_Records for this task:_

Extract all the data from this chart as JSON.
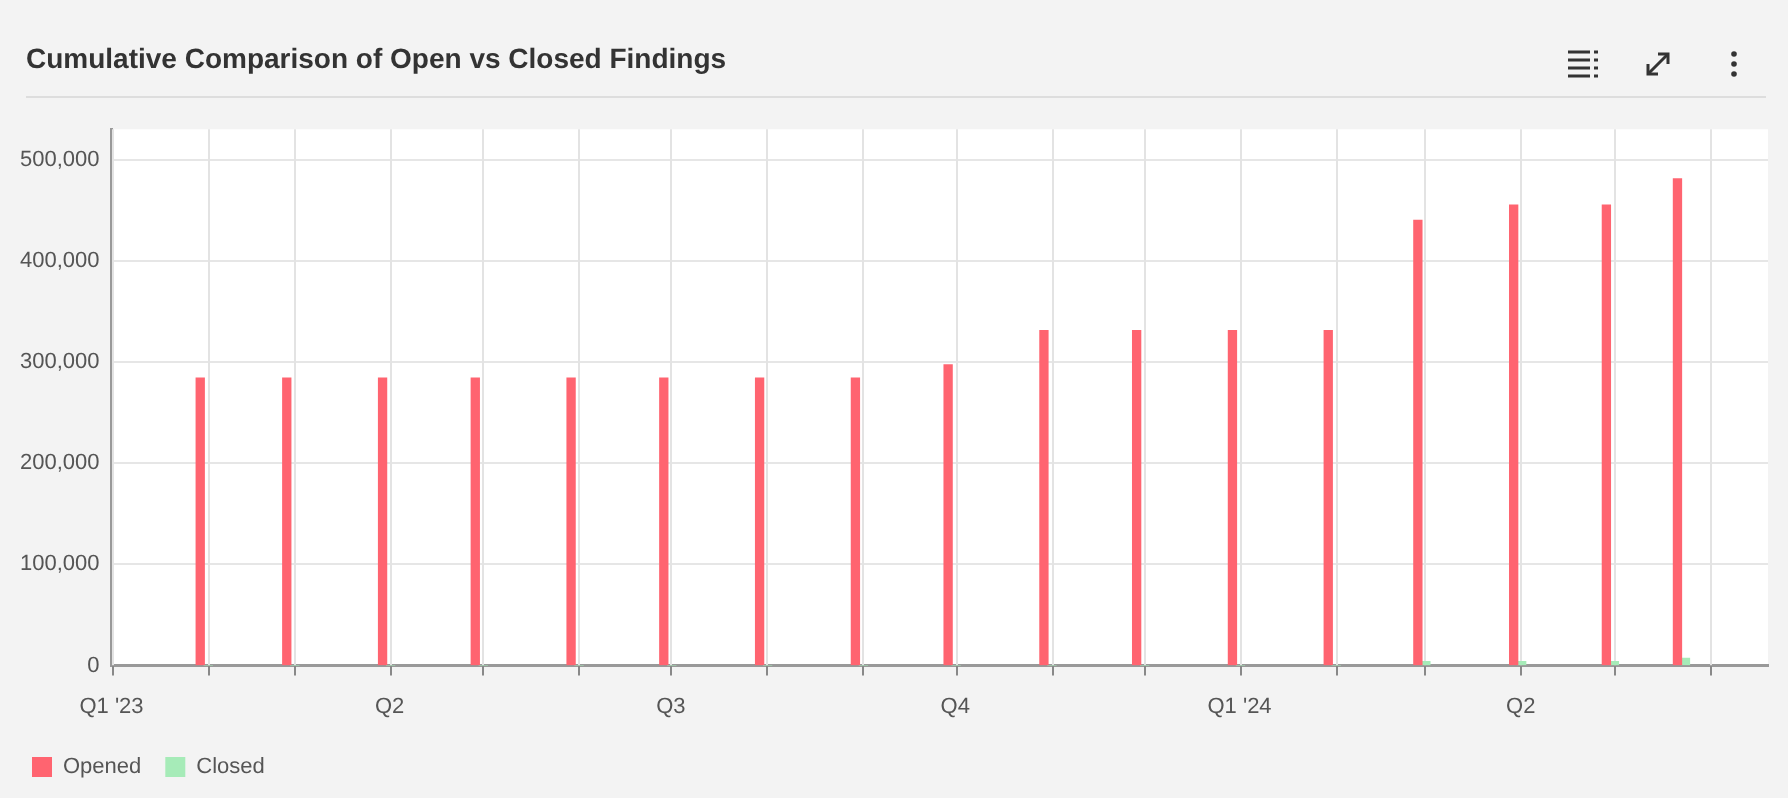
{
  "chart_data": {
    "type": "bar",
    "title": "Cumulative Comparison of Open vs Closed Findings",
    "x": [
      "2023-01-31",
      "2023-02-28",
      "2023-03-31",
      "2023-04-30",
      "2023-05-31",
      "2023-06-30",
      "2023-07-31",
      "2023-08-31",
      "2023-09-30",
      "2023-10-31",
      "2023-11-30",
      "2023-12-31",
      "2024-01-31",
      "2024-02-29",
      "2024-03-31",
      "2024-04-30",
      "2024-05-23"
    ],
    "series": [
      {
        "name": "Opened",
        "color": "#ff6470",
        "values": [
          284000,
          284000,
          284000,
          284000,
          284000,
          284000,
          284000,
          284000,
          297000,
          331000,
          331000,
          331000,
          331000,
          440000,
          455000,
          455000,
          481000
        ]
      },
      {
        "name": "Closed",
        "color": "#a6ebb8",
        "values": [
          0,
          0,
          0,
          0,
          0,
          0,
          0,
          0,
          0,
          0,
          0,
          0,
          0,
          4000,
          4000,
          4000,
          7000
        ]
      }
    ],
    "xlim": [
      "2023-01-01",
      "2024-06-20"
    ],
    "xticks": [
      {
        "value": "2023-01-01",
        "label": "Q1 '23"
      },
      {
        "value": "2023-02-01",
        "label": null
      },
      {
        "value": "2023-03-01",
        "label": null
      },
      {
        "value": "2023-04-01",
        "label": "Q2"
      },
      {
        "value": "2023-05-01",
        "label": null
      },
      {
        "value": "2023-06-01",
        "label": null
      },
      {
        "value": "2023-07-01",
        "label": "Q3"
      },
      {
        "value": "2023-08-01",
        "label": null
      },
      {
        "value": "2023-09-01",
        "label": null
      },
      {
        "value": "2023-10-01",
        "label": "Q4"
      },
      {
        "value": "2023-11-01",
        "label": null
      },
      {
        "value": "2023-12-01",
        "label": null
      },
      {
        "value": "2024-01-01",
        "label": "Q1 '24"
      },
      {
        "value": "2024-02-01",
        "label": null
      },
      {
        "value": "2024-03-01",
        "label": null
      },
      {
        "value": "2024-04-01",
        "label": "Q2"
      },
      {
        "value": "2024-05-01",
        "label": null
      },
      {
        "value": "2024-06-01",
        "label": null
      }
    ],
    "ylim": [
      0,
      530000
    ],
    "yticks": [
      0,
      {
        "value": 100000,
        "label": "100,000"
      },
      {
        "value": 200000,
        "label": "200,000"
      },
      {
        "value": 300000,
        "label": "300,000"
      },
      {
        "value": 400000,
        "label": "400,000"
      },
      {
        "value": 500000,
        "label": "500,000"
      }
    ],
    "grid": true,
    "legend": "bottom left"
  }
}
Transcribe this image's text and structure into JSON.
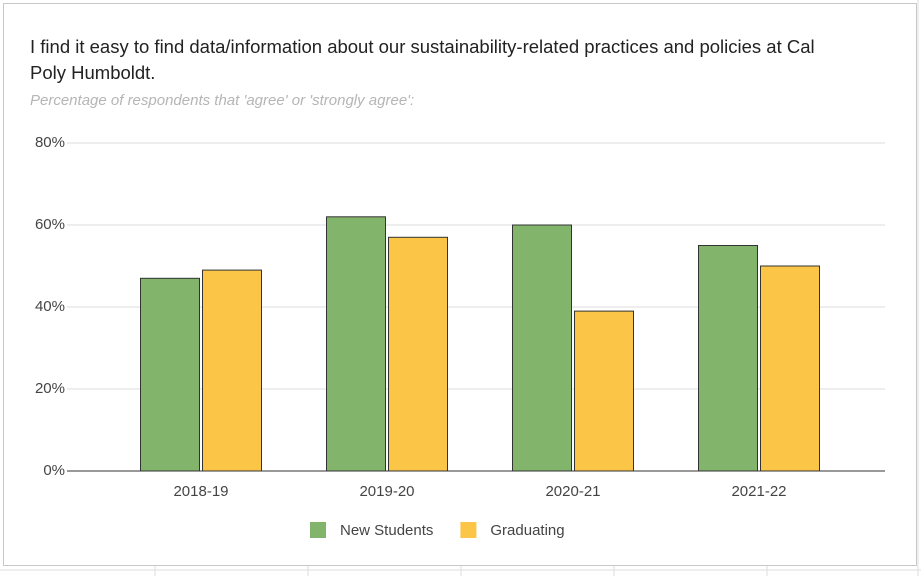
{
  "chart_data": {
    "type": "bar",
    "title": "I find it easy to find data/information about our sustainability-related practices and policies at Cal Poly Humboldt.",
    "subtitle": "Percentage of respondents that 'agree' or 'strongly agree':",
    "categories": [
      "2018-19",
      "2019-20",
      "2020-21",
      "2021-22"
    ],
    "series": [
      {
        "name": "New Students",
        "color": "#82b46b",
        "values": [
          47,
          62,
          60,
          55
        ]
      },
      {
        "name": "Graduating",
        "color": "#fbc647",
        "values": [
          49,
          57,
          39,
          50
        ]
      }
    ],
    "ylim": [
      0,
      80
    ],
    "yticks": [
      {
        "value": 0,
        "label": "0%"
      },
      {
        "value": 20,
        "label": "20%"
      },
      {
        "value": 40,
        "label": "40%"
      },
      {
        "value": 60,
        "label": "60%"
      },
      {
        "value": 80,
        "label": "80%"
      }
    ],
    "grid": true,
    "legend": "bottom"
  }
}
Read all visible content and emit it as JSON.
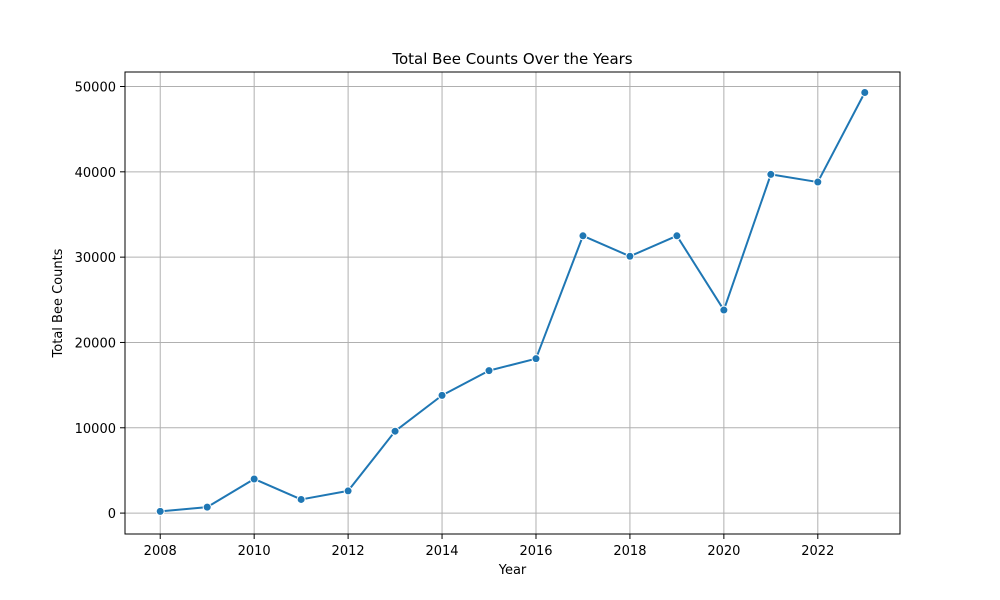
{
  "chart_data": {
    "type": "line",
    "title": "Total Bee Counts Over the Years",
    "xlabel": "Year",
    "ylabel": "Total Bee Counts",
    "x": [
      2008,
      2009,
      2010,
      2011,
      2012,
      2013,
      2014,
      2015,
      2016,
      2017,
      2018,
      2019,
      2020,
      2021,
      2022,
      2023
    ],
    "series": [
      {
        "values": [
          200,
          700,
          4000,
          1600,
          2600,
          9600,
          13800,
          16700,
          18100,
          32500,
          30100,
          32500,
          23800,
          39700,
          38800,
          49300
        ],
        "color": "#1f77b4",
        "marker": "circle"
      }
    ],
    "xlim": [
      2007.25,
      2023.75
    ],
    "ylim": [
      -2450,
      51700
    ],
    "xticks": [
      "2008",
      "2010",
      "2012",
      "2014",
      "2016",
      "2018",
      "2020",
      "2022"
    ],
    "yticks": [
      "0",
      "10000",
      "20000",
      "30000",
      "40000",
      "50000"
    ],
    "grid": true,
    "grid_color": "#b0b0b0",
    "legend": false
  }
}
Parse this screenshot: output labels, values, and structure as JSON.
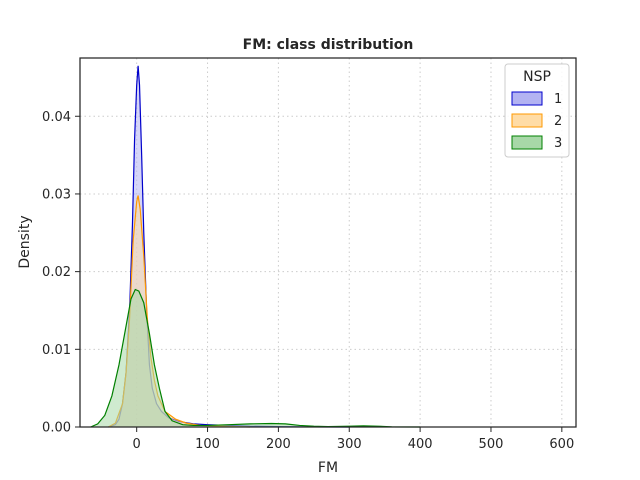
{
  "chart_data": {
    "type": "area",
    "title": "FM: class distribution",
    "xlabel": "FM",
    "ylabel": "Density",
    "xlim": [
      -80,
      620
    ],
    "ylim": [
      0,
      0.0475
    ],
    "xticks": [
      0,
      100,
      200,
      300,
      400,
      500,
      600
    ],
    "yticks": [
      0.0,
      0.01,
      0.02,
      0.03,
      0.04
    ],
    "xtick_labels": [
      "0",
      "100",
      "200",
      "300",
      "400",
      "500",
      "600"
    ],
    "ytick_labels": [
      "0.00",
      "0.01",
      "0.02",
      "0.03",
      "0.04"
    ],
    "grid": true,
    "legend": {
      "title": "NSP",
      "position": "top-right"
    },
    "series": [
      {
        "name": "1",
        "color": "#0000cc",
        "fill": "#b3b3f2",
        "points": [
          [
            -40,
            0
          ],
          [
            -30,
            0.0003
          ],
          [
            -25,
            0.001
          ],
          [
            -20,
            0.003
          ],
          [
            -15,
            0.007
          ],
          [
            -10,
            0.015
          ],
          [
            -6,
            0.026
          ],
          [
            -3,
            0.037
          ],
          [
            0,
            0.044
          ],
          [
            2,
            0.0465
          ],
          [
            4,
            0.044
          ],
          [
            7,
            0.035
          ],
          [
            10,
            0.025
          ],
          [
            14,
            0.015
          ],
          [
            18,
            0.008
          ],
          [
            22,
            0.005
          ],
          [
            28,
            0.003
          ],
          [
            35,
            0.002
          ],
          [
            45,
            0.0012
          ],
          [
            60,
            0.0007
          ],
          [
            80,
            0.0004
          ],
          [
            100,
            0.0003
          ],
          [
            130,
            0.0002
          ],
          [
            160,
            0.0001
          ],
          [
            200,
            5e-05
          ],
          [
            250,
            2e-05
          ],
          [
            300,
            0
          ]
        ]
      },
      {
        "name": "2",
        "color": "#ff9900",
        "fill": "#ffdca6",
        "points": [
          [
            -40,
            0
          ],
          [
            -30,
            0.0005
          ],
          [
            -20,
            0.003
          ],
          [
            -15,
            0.007
          ],
          [
            -10,
            0.014
          ],
          [
            -5,
            0.024
          ],
          [
            0,
            0.029
          ],
          [
            2,
            0.0298
          ],
          [
            5,
            0.028
          ],
          [
            10,
            0.022
          ],
          [
            15,
            0.014
          ],
          [
            20,
            0.009
          ],
          [
            25,
            0.006
          ],
          [
            30,
            0.004
          ],
          [
            40,
            0.002
          ],
          [
            55,
            0.001
          ],
          [
            70,
            0.0005
          ],
          [
            90,
            0.0002
          ],
          [
            120,
            0.0001
          ],
          [
            160,
            0
          ]
        ]
      },
      {
        "name": "3",
        "color": "#008000",
        "fill": "#a8d8a8",
        "points": [
          [
            -65,
            0
          ],
          [
            -55,
            0.0004
          ],
          [
            -45,
            0.0015
          ],
          [
            -35,
            0.004
          ],
          [
            -25,
            0.008
          ],
          [
            -15,
            0.013
          ],
          [
            -8,
            0.0165
          ],
          [
            -2,
            0.0177
          ],
          [
            3,
            0.0175
          ],
          [
            10,
            0.016
          ],
          [
            18,
            0.012
          ],
          [
            25,
            0.008
          ],
          [
            32,
            0.005
          ],
          [
            40,
            0.002
          ],
          [
            50,
            0.0008
          ],
          [
            65,
            0.0003
          ],
          [
            80,
            0.0002
          ],
          [
            100,
            0.0002
          ],
          [
            130,
            0.0003
          ],
          [
            160,
            0.0004
          ],
          [
            190,
            0.00045
          ],
          [
            210,
            0.0004
          ],
          [
            230,
            0.0002
          ],
          [
            250,
            0.0001
          ],
          [
            270,
            5e-05
          ],
          [
            300,
            0.0001
          ],
          [
            320,
            0.00015
          ],
          [
            340,
            0.0001
          ],
          [
            360,
            2e-05
          ],
          [
            400,
            0
          ]
        ]
      }
    ]
  }
}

_Written request:_ From the entries above, copy every line containing the word "JSON".

_Answer to the exercise:_
Extract all the data from this chart as JSON.
Transcribe this image's text and structure into JSON.
Read all visible content and emit it as JSON.
Parse this screenshot: output labels, values, and structure as JSON.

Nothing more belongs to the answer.